_WHAT NEEDS TO BE DONE:_ Repeat the material exactly, every line of it.

— Start EXERCISE MATERIALS —

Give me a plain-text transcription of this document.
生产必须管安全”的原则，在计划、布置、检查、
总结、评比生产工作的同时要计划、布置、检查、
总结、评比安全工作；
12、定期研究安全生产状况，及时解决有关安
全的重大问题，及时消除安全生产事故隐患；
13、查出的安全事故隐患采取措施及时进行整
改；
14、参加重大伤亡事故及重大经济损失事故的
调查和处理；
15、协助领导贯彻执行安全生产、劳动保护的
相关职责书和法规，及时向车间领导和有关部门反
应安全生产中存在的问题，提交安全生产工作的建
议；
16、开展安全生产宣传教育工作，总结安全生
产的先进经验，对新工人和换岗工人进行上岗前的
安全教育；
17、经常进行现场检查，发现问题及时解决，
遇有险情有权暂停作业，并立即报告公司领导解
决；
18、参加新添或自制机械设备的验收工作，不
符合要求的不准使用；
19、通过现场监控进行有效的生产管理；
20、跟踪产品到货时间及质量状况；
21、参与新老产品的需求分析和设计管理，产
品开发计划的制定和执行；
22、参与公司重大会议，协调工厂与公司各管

— End EXERCISE MATERIALS —

_EXPECTED ANSWER:_
Give me a plain-text transcription of this document.
生产必须管安全”的原则，在计划、布置、检查、
总结、评比生产工作的同时要计划、布置、检查、
总结、评比安全工作；
12、定期研究安全生产状况，及时解决有关安
全的重大问题，及时消除安全生产事故隐患；
13、查出的安全事故隐患采取措施及时进行整
改；
14、参加重大伤亡事故及重大经济损失事故的
调查和处理；
15、协助领导贯彻执行安全生产、劳动保护的
相关职责书和法规，及时向车间领导和有关部门反
应安全生产中存在的问题，提交安全生产工作的建
议；
16、开展安全生产宣传教育工作，总结安全生
产的先进经验，对新工人和换岗工人进行上岗前的
安全教育；
17、经常进行现场检查，发现问题及时解决，
遇有险情有权暂停作业，并立即报告公司领导解
决；
18、参加新添或自制机械设备的验收工作，不
符合要求的不准使用；
19、通过现场监控进行有效的生产管理；
20、跟踪产品到货时间及质量状况；
21、参与新老产品的需求分析和设计管理，产
品开发计划的制定和执行；
22、参与公司重大会议，协调工厂与公司各管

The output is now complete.